**SUPPLIED RECORDS:**
# # # # #
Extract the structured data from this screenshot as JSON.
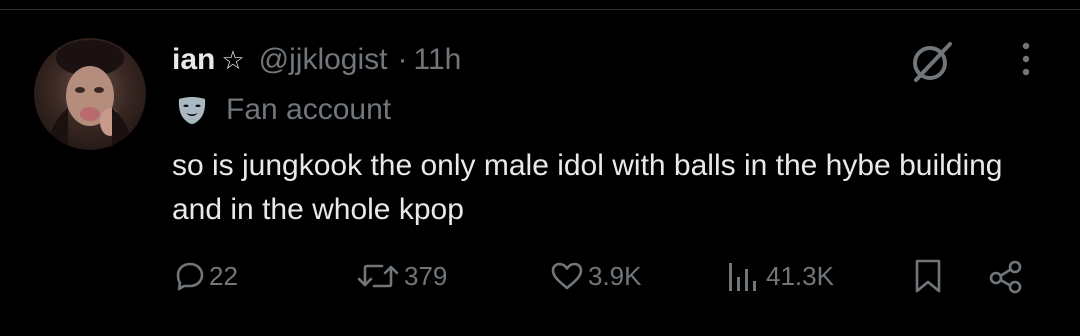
{
  "tweet": {
    "author_name": "ian",
    "author_handle": "@jjklogist",
    "separator": "·",
    "time": "11h",
    "label": "Fan account",
    "text": "so is jungkook the only male idol with balls in the hybe building and in the whole kpop"
  },
  "actions": {
    "replies": "22",
    "reposts": "379",
    "likes": "3.9K",
    "views": "41.3K"
  },
  "icons": {
    "star": "☆",
    "grok": "grok-icon",
    "more": "more-icon",
    "mask": "mask-icon",
    "reply": "reply-icon",
    "repost": "repost-icon",
    "like": "heart-icon",
    "views": "views-icon",
    "bookmark": "bookmark-icon",
    "share": "share-icon"
  },
  "colors": {
    "background": "#000000",
    "text": "#e7e9ea",
    "muted": "#71767b",
    "label_icon": "#aab8c2"
  }
}
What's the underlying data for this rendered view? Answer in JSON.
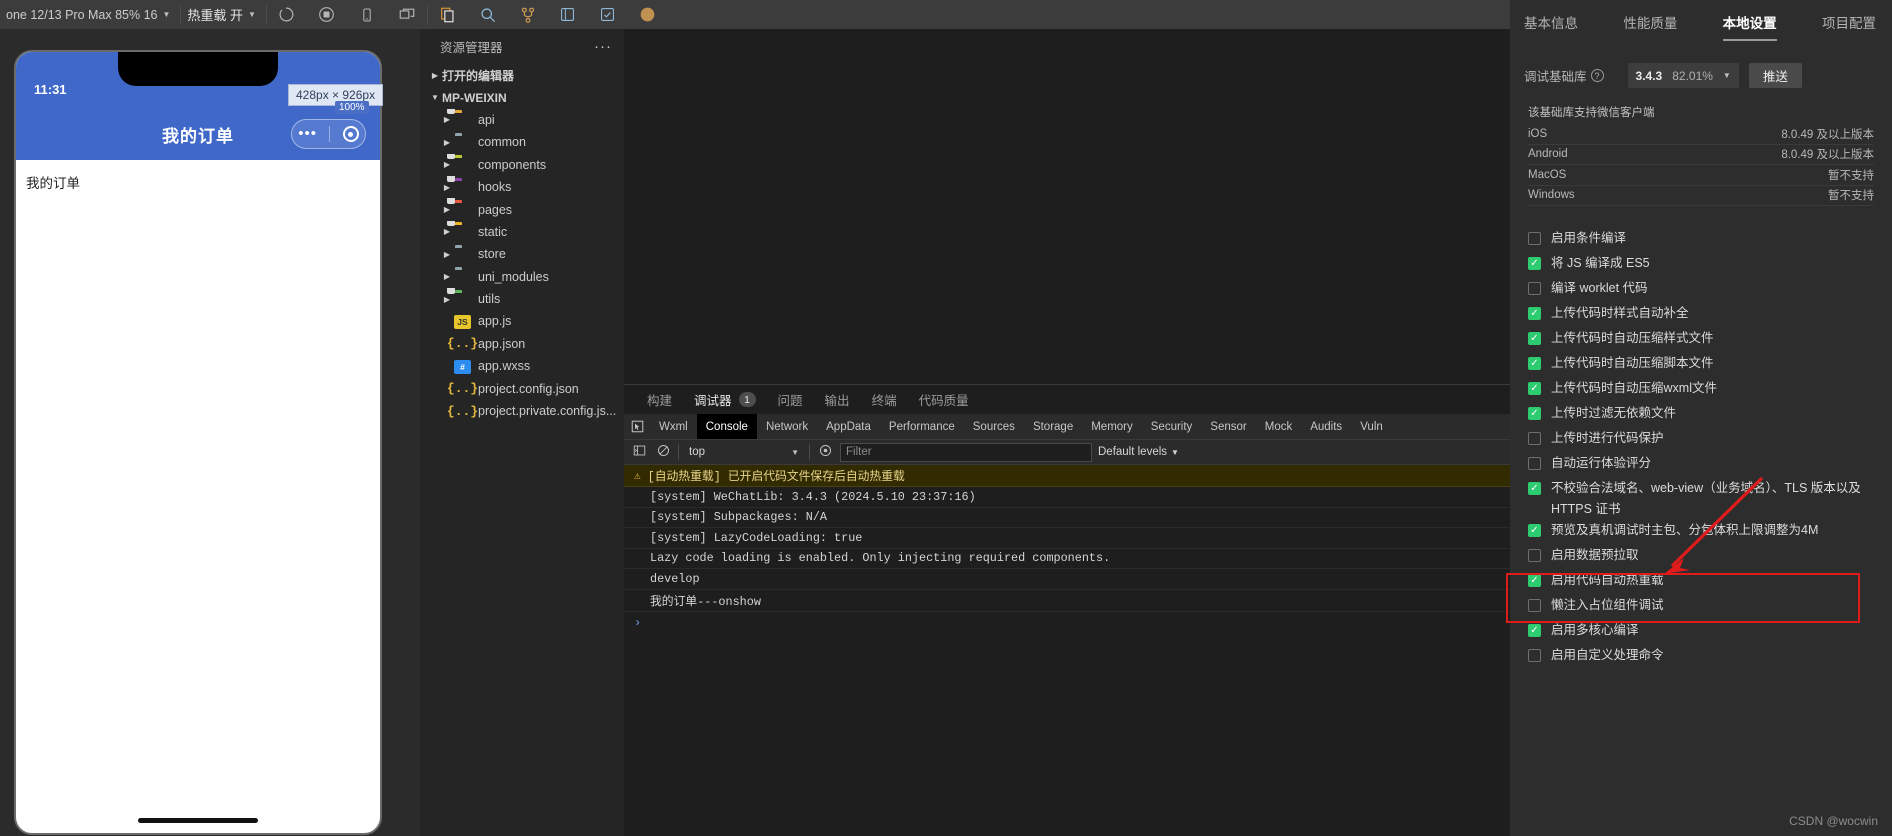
{
  "toolbar": {
    "device_selector": "one 12/13 Pro Max 85% 16",
    "hot_reload": "热重载 开",
    "icons": [
      {
        "name": "refresh-icon"
      },
      {
        "name": "stop-record-icon"
      },
      {
        "name": "phone-icon"
      },
      {
        "name": "multi-window-icon"
      },
      {
        "name": "copy-files-icon"
      },
      {
        "name": "search-icon"
      },
      {
        "name": "source-control-icon"
      },
      {
        "name": "extensions-icon"
      },
      {
        "name": "test-icon"
      },
      {
        "name": "cloud-icon"
      }
    ]
  },
  "simulator": {
    "time": "11:31",
    "nav_title": "我的订单",
    "page_text": "我的订单",
    "size_badge": "428px × 926px",
    "zoom_badge": "100%"
  },
  "explorer": {
    "title": "资源管理器",
    "more_label": "···",
    "open_editors": "打开的编辑器",
    "project": "MP-WEIXIN",
    "items": [
      {
        "label": "api",
        "type": "folder",
        "color": "#e8a838",
        "badge": true
      },
      {
        "label": "common",
        "type": "folder",
        "color": "#90a4ae",
        "badge": false
      },
      {
        "label": "components",
        "type": "folder",
        "color": "#c0ca33",
        "badge": true
      },
      {
        "label": "hooks",
        "type": "folder",
        "color": "#8e44ad",
        "badge": true
      },
      {
        "label": "pages",
        "type": "folder",
        "color": "#e8573f",
        "badge": true
      },
      {
        "label": "static",
        "type": "folder",
        "color": "#f0b429",
        "badge": true
      },
      {
        "label": "store",
        "type": "folder",
        "color": "#90a4ae",
        "badge": false
      },
      {
        "label": "uni_modules",
        "type": "folder",
        "color": "#90a4ae",
        "badge": false
      },
      {
        "label": "utils",
        "type": "folder",
        "color": "#5cb85c",
        "badge": true
      }
    ],
    "files": [
      {
        "label": "app.js",
        "icon": "JS",
        "icon_bg": "#e8c52a",
        "icon_fg": "#333333"
      },
      {
        "label": "app.json",
        "icon": "{..}",
        "icon_bg": "transparent",
        "icon_fg": "#e8b93a"
      },
      {
        "label": "app.wxss",
        "icon": "#",
        "icon_bg": "#2d8cf0",
        "icon_fg": "#ffffff"
      },
      {
        "label": "project.config.json",
        "icon": "{..}",
        "icon_bg": "transparent",
        "icon_fg": "#e8b93a"
      },
      {
        "label": "project.private.config.js...",
        "icon": "{..}",
        "icon_bg": "transparent",
        "icon_fg": "#e8b93a"
      }
    ]
  },
  "panel": {
    "tabs": [
      {
        "label": "构建",
        "active": false,
        "count": null
      },
      {
        "label": "调试器",
        "active": true,
        "count": "1"
      },
      {
        "label": "问题",
        "active": false,
        "count": null
      },
      {
        "label": "输出",
        "active": false,
        "count": null
      },
      {
        "label": "终端",
        "active": false,
        "count": null
      },
      {
        "label": "代码质量",
        "active": false,
        "count": null
      }
    ],
    "devtools_tabs": [
      {
        "label": "Wxml",
        "active": false
      },
      {
        "label": "Console",
        "active": true
      },
      {
        "label": "Network",
        "active": false
      },
      {
        "label": "AppData",
        "active": false
      },
      {
        "label": "Performance",
        "active": false
      },
      {
        "label": "Sources",
        "active": false
      },
      {
        "label": "Storage",
        "active": false
      },
      {
        "label": "Memory",
        "active": false
      },
      {
        "label": "Security",
        "active": false
      },
      {
        "label": "Sensor",
        "active": false
      },
      {
        "label": "Mock",
        "active": false
      },
      {
        "label": "Audits",
        "active": false
      },
      {
        "label": "Vuln",
        "active": false
      }
    ],
    "console_bar": {
      "context": "top",
      "filter_placeholder": "Filter",
      "levels": "Default levels"
    },
    "console_rows": [
      {
        "text": "[自动热重载] 已开启代码文件保存后自动热重载",
        "level": "warn"
      },
      {
        "text": "[system] WeChatLib: 3.4.3 (2024.5.10 23:37:16)",
        "level": "log"
      },
      {
        "text": "[system] Subpackages: N/A",
        "level": "log"
      },
      {
        "text": "[system] LazyCodeLoading: true",
        "level": "log"
      },
      {
        "text": "Lazy code loading is enabled. Only injecting required components.",
        "level": "log"
      },
      {
        "text": "develop",
        "level": "log"
      },
      {
        "text": "我的订单---onshow",
        "level": "log"
      }
    ],
    "prompt": "›"
  },
  "settings": {
    "tabs": [
      {
        "label": "基本信息",
        "active": false
      },
      {
        "label": "性能质量",
        "active": false
      },
      {
        "label": "本地设置",
        "active": true
      },
      {
        "label": "项目配置",
        "active": false
      }
    ],
    "lib": {
      "label": "调试基础库",
      "version": "3.4.3",
      "percent": "82.01%",
      "push_button": "推送"
    },
    "support": {
      "title": "该基础库支持微信客户端",
      "rows": [
        {
          "platform": "iOS",
          "value": "8.0.49 及以上版本"
        },
        {
          "platform": "Android",
          "value": "8.0.49 及以上版本"
        },
        {
          "platform": "MacOS",
          "value": "暂不支持"
        },
        {
          "platform": "Windows",
          "value": "暂不支持"
        }
      ]
    },
    "options": [
      {
        "label": "启用条件编译",
        "checked": false
      },
      {
        "label": "将 JS 编译成 ES5",
        "checked": true
      },
      {
        "label": "编译 worklet 代码",
        "checked": false
      },
      {
        "label": "上传代码时样式自动补全",
        "checked": true
      },
      {
        "label": "上传代码时自动压缩样式文件",
        "checked": true
      },
      {
        "label": "上传代码时自动压缩脚本文件",
        "checked": true
      },
      {
        "label": "上传代码时自动压缩wxml文件",
        "checked": true
      },
      {
        "label": "上传时过滤无依赖文件",
        "checked": true
      },
      {
        "label": "上传时进行代码保护",
        "checked": false
      },
      {
        "label": "自动运行体验评分",
        "checked": false
      },
      {
        "label": "不校验合法域名、web-view（业务域名）、TLS 版本以及 HTTPS 证书",
        "checked": true,
        "highlighted": true
      },
      {
        "label": "预览及真机调试时主包、分包体积上限调整为4M",
        "checked": true
      },
      {
        "label": "启用数据预拉取",
        "checked": false
      },
      {
        "label": "启用代码自动热重载",
        "checked": true
      },
      {
        "label": "懒注入占位组件调试",
        "checked": false
      },
      {
        "label": "启用多核心编译",
        "checked": true
      },
      {
        "label": "启用自定义处理命令",
        "checked": false
      }
    ]
  },
  "watermark": "CSDN @wocwin",
  "colors": {
    "accent_green": "#2ecc71",
    "highlight_red": "#e01b1b",
    "phone_blue": "#3f68c9"
  }
}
# # # # #
**WHAT IS ASKED:**
Reproduce the material in its entirety and word for word, without the pictures.

**THE RESPONSE:**
Extract the structured data from this screenshot as JSON.
{
  "tweet": {
    "author_name": "ian",
    "author_handle": "@jjklogist",
    "separator": "·",
    "time": "11h",
    "label": "Fan account",
    "text": "so is jungkook the only male idol with balls in the hybe building and in the whole kpop"
  },
  "actions": {
    "replies": "22",
    "reposts": "379",
    "likes": "3.9K",
    "views": "41.3K"
  },
  "icons": {
    "star": "☆",
    "grok": "grok-icon",
    "more": "more-icon",
    "mask": "mask-icon",
    "reply": "reply-icon",
    "repost": "repost-icon",
    "like": "heart-icon",
    "views": "views-icon",
    "bookmark": "bookmark-icon",
    "share": "share-icon"
  },
  "colors": {
    "background": "#000000",
    "text": "#e7e9ea",
    "muted": "#71767b",
    "label_icon": "#aab8c2"
  }
}
What's the underlying data for this rendered view? Answer in JSON.
{
  "toolbar": {
    "device_selector": "one 12/13 Pro Max 85% 16",
    "hot_reload": "热重载 开",
    "icons": [
      {
        "name": "refresh-icon"
      },
      {
        "name": "stop-record-icon"
      },
      {
        "name": "phone-icon"
      },
      {
        "name": "multi-window-icon"
      },
      {
        "name": "copy-files-icon"
      },
      {
        "name": "search-icon"
      },
      {
        "name": "source-control-icon"
      },
      {
        "name": "extensions-icon"
      },
      {
        "name": "test-icon"
      },
      {
        "name": "cloud-icon"
      }
    ]
  },
  "simulator": {
    "time": "11:31",
    "nav_title": "我的订单",
    "page_text": "我的订单",
    "size_badge": "428px × 926px",
    "zoom_badge": "100%"
  },
  "explorer": {
    "title": "资源管理器",
    "more_label": "···",
    "open_editors": "打开的编辑器",
    "project": "MP-WEIXIN",
    "items": [
      {
        "label": "api",
        "type": "folder",
        "color": "#e8a838",
        "badge": true
      },
      {
        "label": "common",
        "type": "folder",
        "color": "#90a4ae",
        "badge": false
      },
      {
        "label": "components",
        "type": "folder",
        "color": "#c0ca33",
        "badge": true
      },
      {
        "label": "hooks",
        "type": "folder",
        "color": "#8e44ad",
        "badge": true
      },
      {
        "label": "pages",
        "type": "folder",
        "color": "#e8573f",
        "badge": true
      },
      {
        "label": "static",
        "type": "folder",
        "color": "#f0b429",
        "badge": true
      },
      {
        "label": "store",
        "type": "folder",
        "color": "#90a4ae",
        "badge": false
      },
      {
        "label": "uni_modules",
        "type": "folder",
        "color": "#90a4ae",
        "badge": false
      },
      {
        "label": "utils",
        "type": "folder",
        "color": "#5cb85c",
        "badge": true
      }
    ],
    "files": [
      {
        "label": "app.js",
        "icon": "JS",
        "icon_bg": "#e8c52a",
        "icon_fg": "#333333"
      },
      {
        "label": "app.json",
        "icon": "{..}",
        "icon_bg": "transparent",
        "icon_fg": "#e8b93a"
      },
      {
        "label": "app.wxss",
        "icon": "#",
        "icon_bg": "#2d8cf0",
        "icon_fg": "#ffffff"
      },
      {
        "label": "project.config.json",
        "icon": "{..}",
        "icon_bg": "transparent",
        "icon_fg": "#e8b93a"
      },
      {
        "label": "project.private.config.js...",
        "icon": "{..}",
        "icon_bg": "transparent",
        "icon_fg": "#e8b93a"
      }
    ]
  },
  "panel": {
    "tabs": [
      {
        "label": "构建",
        "active": false,
        "count": null
      },
      {
        "label": "调试器",
        "active": true,
        "count": "1"
      },
      {
        "label": "问题",
        "active": false,
        "count": null
      },
      {
        "label": "输出",
        "active": false,
        "count": null
      },
      {
        "label": "终端",
        "active": false,
        "count": null
      },
      {
        "label": "代码质量",
        "active": false,
        "count": null
      }
    ],
    "devtools_tabs": [
      {
        "label": "Wxml",
        "active": false
      },
      {
        "label": "Console",
        "active": true
      },
      {
        "label": "Network",
        "active": false
      },
      {
        "label": "AppData",
        "active": false
      },
      {
        "label": "Performance",
        "active": false
      },
      {
        "label": "Sources",
        "active": false
      },
      {
        "label": "Storage",
        "active": false
      },
      {
        "label": "Memory",
        "active": false
      },
      {
        "label": "Security",
        "active": false
      },
      {
        "label": "Sensor",
        "active": false
      },
      {
        "label": "Mock",
        "active": false
      },
      {
        "label": "Audits",
        "active": false
      },
      {
        "label": "Vuln",
        "active": false
      }
    ],
    "console_bar": {
      "context": "top",
      "filter_placeholder": "Filter",
      "levels": "Default levels"
    },
    "console_rows": [
      {
        "text": "[自动热重载] 已开启代码文件保存后自动热重载",
        "level": "warn"
      },
      {
        "text": "[system] WeChatLib: 3.4.3 (2024.5.10 23:37:16)",
        "level": "log"
      },
      {
        "text": "[system] Subpackages: N/A",
        "level": "log"
      },
      {
        "text": "[system] LazyCodeLoading: true",
        "level": "log"
      },
      {
        "text": "Lazy code loading is enabled. Only injecting required components.",
        "level": "log"
      },
      {
        "text": "develop",
        "level": "log"
      },
      {
        "text": "我的订单---onshow",
        "level": "log"
      }
    ],
    "prompt": "›"
  },
  "settings": {
    "tabs": [
      {
        "label": "基本信息",
        "active": false
      },
      {
        "label": "性能质量",
        "active": false
      },
      {
        "label": "本地设置",
        "active": true
      },
      {
        "label": "项目配置",
        "active": false
      }
    ],
    "lib": {
      "label": "调试基础库",
      "version": "3.4.3",
      "percent": "82.01%",
      "push_button": "推送"
    },
    "support": {
      "title": "该基础库支持微信客户端",
      "rows": [
        {
          "platform": "iOS",
          "value": "8.0.49 及以上版本"
        },
        {
          "platform": "Android",
          "value": "8.0.49 及以上版本"
        },
        {
          "platform": "MacOS",
          "value": "暂不支持"
        },
        {
          "platform": "Windows",
          "value": "暂不支持"
        }
      ]
    },
    "options": [
      {
        "label": "启用条件编译",
        "checked": false
      },
      {
        "label": "将 JS 编译成 ES5",
        "checked": true
      },
      {
        "label": "编译 worklet 代码",
        "checked": false
      },
      {
        "label": "上传代码时样式自动补全",
        "checked": true
      },
      {
        "label": "上传代码时自动压缩样式文件",
        "checked": true
      },
      {
        "label": "上传代码时自动压缩脚本文件",
        "checked": true
      },
      {
        "label": "上传代码时自动压缩wxml文件",
        "checked": true
      },
      {
        "label": "上传时过滤无依赖文件",
        "checked": true
      },
      {
        "label": "上传时进行代码保护",
        "checked": false
      },
      {
        "label": "自动运行体验评分",
        "checked": false
      },
      {
        "label": "不校验合法域名、web-view（业务域名）、TLS 版本以及 HTTPS 证书",
        "checked": true,
        "highlighted": true
      },
      {
        "label": "预览及真机调试时主包、分包体积上限调整为4M",
        "checked": true
      },
      {
        "label": "启用数据预拉取",
        "checked": false
      },
      {
        "label": "启用代码自动热重载",
        "checked": true
      },
      {
        "label": "懒注入占位组件调试",
        "checked": false
      },
      {
        "label": "启用多核心编译",
        "checked": true
      },
      {
        "label": "启用自定义处理命令",
        "checked": false
      }
    ]
  },
  "watermark": "CSDN @wocwin",
  "colors": {
    "accent_green": "#2ecc71",
    "highlight_red": "#e01b1b",
    "phone_blue": "#3f68c9"
  }
}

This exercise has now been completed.